## DATA LINES

++++

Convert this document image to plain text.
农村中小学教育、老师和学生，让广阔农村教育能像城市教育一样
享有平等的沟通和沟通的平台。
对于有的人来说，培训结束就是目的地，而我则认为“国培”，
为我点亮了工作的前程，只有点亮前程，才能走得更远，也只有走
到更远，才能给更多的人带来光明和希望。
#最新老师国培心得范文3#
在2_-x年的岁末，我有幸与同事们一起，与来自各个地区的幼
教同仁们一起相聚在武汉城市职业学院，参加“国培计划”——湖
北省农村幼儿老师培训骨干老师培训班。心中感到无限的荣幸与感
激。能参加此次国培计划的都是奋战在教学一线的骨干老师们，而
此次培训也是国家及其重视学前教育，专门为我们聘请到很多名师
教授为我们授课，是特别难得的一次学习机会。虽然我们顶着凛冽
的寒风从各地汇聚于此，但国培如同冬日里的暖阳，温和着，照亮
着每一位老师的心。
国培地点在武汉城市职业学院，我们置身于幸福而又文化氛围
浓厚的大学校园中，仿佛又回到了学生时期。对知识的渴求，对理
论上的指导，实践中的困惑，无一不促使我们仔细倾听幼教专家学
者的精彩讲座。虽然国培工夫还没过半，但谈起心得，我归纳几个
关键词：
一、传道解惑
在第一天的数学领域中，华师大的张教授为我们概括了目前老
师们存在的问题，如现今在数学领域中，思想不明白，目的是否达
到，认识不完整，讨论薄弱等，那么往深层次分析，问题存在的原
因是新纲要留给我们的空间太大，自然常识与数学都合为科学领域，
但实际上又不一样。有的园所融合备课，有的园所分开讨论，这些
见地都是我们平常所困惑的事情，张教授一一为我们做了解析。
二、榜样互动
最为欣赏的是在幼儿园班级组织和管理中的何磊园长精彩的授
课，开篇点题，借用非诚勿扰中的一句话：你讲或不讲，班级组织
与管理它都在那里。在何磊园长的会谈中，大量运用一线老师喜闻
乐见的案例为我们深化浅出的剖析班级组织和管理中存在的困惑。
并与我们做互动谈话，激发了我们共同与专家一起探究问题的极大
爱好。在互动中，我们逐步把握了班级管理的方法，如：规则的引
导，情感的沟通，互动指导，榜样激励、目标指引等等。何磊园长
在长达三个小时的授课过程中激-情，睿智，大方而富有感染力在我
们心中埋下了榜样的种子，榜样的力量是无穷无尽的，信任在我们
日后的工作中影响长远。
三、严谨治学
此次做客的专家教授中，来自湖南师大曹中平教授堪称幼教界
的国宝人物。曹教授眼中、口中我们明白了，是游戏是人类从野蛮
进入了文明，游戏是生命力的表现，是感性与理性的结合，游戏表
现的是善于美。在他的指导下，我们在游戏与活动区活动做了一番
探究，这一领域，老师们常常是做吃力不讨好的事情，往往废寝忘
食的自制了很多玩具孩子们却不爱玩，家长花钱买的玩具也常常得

++++

## TASK PROMPT
Please quote the records above exactly, without skipping a line.

## WRITTEN REPLY
Convert this document image to plain text.
农村中小学教育、老师和学生，让广阔农村教育能像城市教育一样
享有平等的沟通和沟通的平台。
对于有的人来说，培训结束就是目的地，而我则认为“国培”，
为我点亮了工作的前程，只有点亮前程，才能走得更远，也只有走
到更远，才能给更多的人带来光明和希望。
#最新老师国培心得范文3#
在2_-x年的岁末，我有幸与同事们一起，与来自各个地区的幼
教同仁们一起相聚在武汉城市职业学院，参加“国培计划”——湖
北省农村幼儿老师培训骨干老师培训班。心中感到无限的荣幸与感
激。能参加此次国培计划的都是奋战在教学一线的骨干老师们，而
此次培训也是国家及其重视学前教育，专门为我们聘请到很多名师
教授为我们授课，是特别难得的一次学习机会。虽然我们顶着凛冽
的寒风从各地汇聚于此，但国培如同冬日里的暖阳，温和着，照亮
着每一位老师的心。
国培地点在武汉城市职业学院，我们置身于幸福而又文化氛围
浓厚的大学校园中，仿佛又回到了学生时期。对知识的渴求，对理
论上的指导，实践中的困惑，无一不促使我们仔细倾听幼教专家学
者的精彩讲座。虽然国培工夫还没过半，但谈起心得，我归纳几个
关键词：
一、传道解惑
在第一天的数学领域中，华师大的张教授为我们概括了目前老
师们存在的问题，如现今在数学领域中，思想不明白，目的是否达
到，认识不完整，讨论薄弱等，那么往深层次分析，问题存在的原
因是新纲要留给我们的空间太大，自然常识与数学都合为科学领域，
但实际上又不一样。有的园所融合备课，有的园所分开讨论，这些
见地都是我们平常所困惑的事情，张教授一一为我们做了解析。
二、榜样互动
最为欣赏的是在幼儿园班级组织和管理中的何磊园长精彩的授
课，开篇点题，借用非诚勿扰中的一句话：你讲或不讲，班级组织
与管理它都在那里。在何磊园长的会谈中，大量运用一线老师喜闻
乐见的案例为我们深化浅出的剖析班级组织和管理中存在的困惑。
并与我们做互动谈话，激发了我们共同与专家一起探究问题的极大
爱好。在互动中，我们逐步把握了班级管理的方法，如：规则的引
导，情感的沟通，互动指导，榜样激励、目标指引等等。何磊园长
在长达三个小时的授课过程中激-情，睿智，大方而富有感染力在我
们心中埋下了榜样的种子，榜样的力量是无穷无尽的，信任在我们
日后的工作中影响长远。
三、严谨治学
此次做客的专家教授中，来自湖南师大曹中平教授堪称幼教界
的国宝人物。曹教授眼中、口中我们明白了，是游戏是人类从野蛮
进入了文明，游戏是生命力的表现，是感性与理性的结合，游戏表
现的是善于美。在他的指导下，我们在游戏与活动区活动做了一番
探究，这一领域，老师们常常是做吃力不讨好的事情，往往废寝忘
食的自制了很多玩具孩子们却不爱玩，家长花钱买的玩具也常常得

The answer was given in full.